◆ Task requirements ◆
Retype the data that follows line by line, exactly, and leave its pictures out.

◆ Data excerpts ◆
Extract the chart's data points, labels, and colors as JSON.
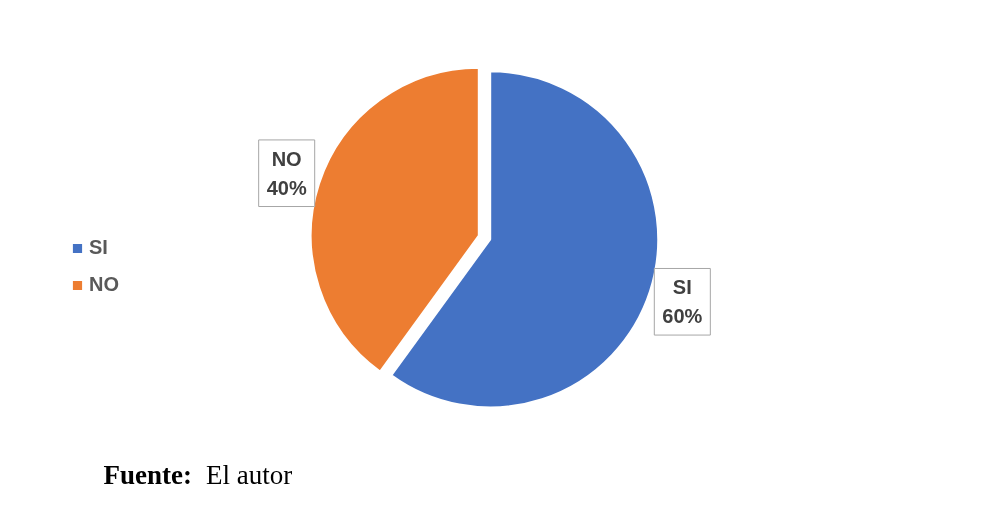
{
  "chart_data": {
    "type": "pie",
    "categories": [
      "SI",
      "NO"
    ],
    "values": [
      60,
      40
    ],
    "colors": [
      "#4472c4",
      "#ed7d31"
    ],
    "value_labels": [
      "60%",
      "40%"
    ],
    "legend": "left",
    "annotations": [
      "Fuente: El autor"
    ]
  }
}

◆ Written answer ◆
Extract the chart's data points, labels, and colors as JSON.
{
  "chart_data": {
    "type": "pie",
    "categories": [
      "SI",
      "NO"
    ],
    "values": [
      60,
      40
    ],
    "colors": [
      "#4472c4",
      "#ed7d31"
    ],
    "value_labels": [
      "60%",
      "40%"
    ],
    "legend": "left",
    "annotations": [
      "Fuente: El autor"
    ]
  }
}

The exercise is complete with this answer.